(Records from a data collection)
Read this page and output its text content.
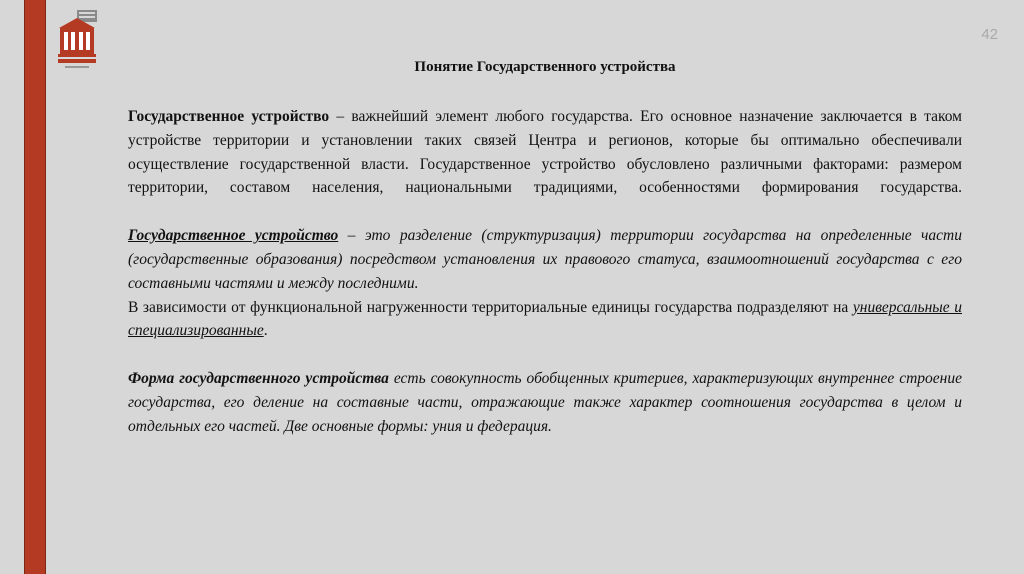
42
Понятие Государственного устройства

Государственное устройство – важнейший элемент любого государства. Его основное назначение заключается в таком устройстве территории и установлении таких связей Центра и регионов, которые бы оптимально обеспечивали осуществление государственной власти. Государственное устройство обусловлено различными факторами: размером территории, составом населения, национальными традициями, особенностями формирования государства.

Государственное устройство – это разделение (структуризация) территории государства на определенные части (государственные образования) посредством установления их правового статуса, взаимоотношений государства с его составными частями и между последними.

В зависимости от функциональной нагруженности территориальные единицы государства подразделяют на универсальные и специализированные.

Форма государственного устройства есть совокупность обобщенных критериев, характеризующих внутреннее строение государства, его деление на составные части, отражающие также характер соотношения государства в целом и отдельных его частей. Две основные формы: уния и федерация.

# Exercise requirements
Copy the listing in full and without alteration, omitting every picture.

# The completed task
Read this page and output its text content.
42
Понятие Государственного устройства

Государственное устройство – важнейший элемент любого государства. Его основное назначение заключается в таком устройстве территории и установлении таких связей Центра и регионов, которые бы оптимально обеспечивали осуществление государственной власти. Государственное устройство обусловлено различными факторами: размером территории, составом населения, национальными традициями, особенностями формирования государства.

Государственное устройство – это разделение (структуризация) территории государства на определенные части (государственные образования) посредством установления их правового статуса, взаимоотношений государства с его составными частями и между последними.

В зависимости от функциональной нагруженности территориальные единицы государства подразделяют на универсальные и специализированные.

Форма государственного устройства есть совокупность обобщенных критериев, характеризующих внутреннее строение государства, его деление на составные части, отражающие также характер соотношения государства в целом и отдельных его частей. Две основные формы: уния и федерация.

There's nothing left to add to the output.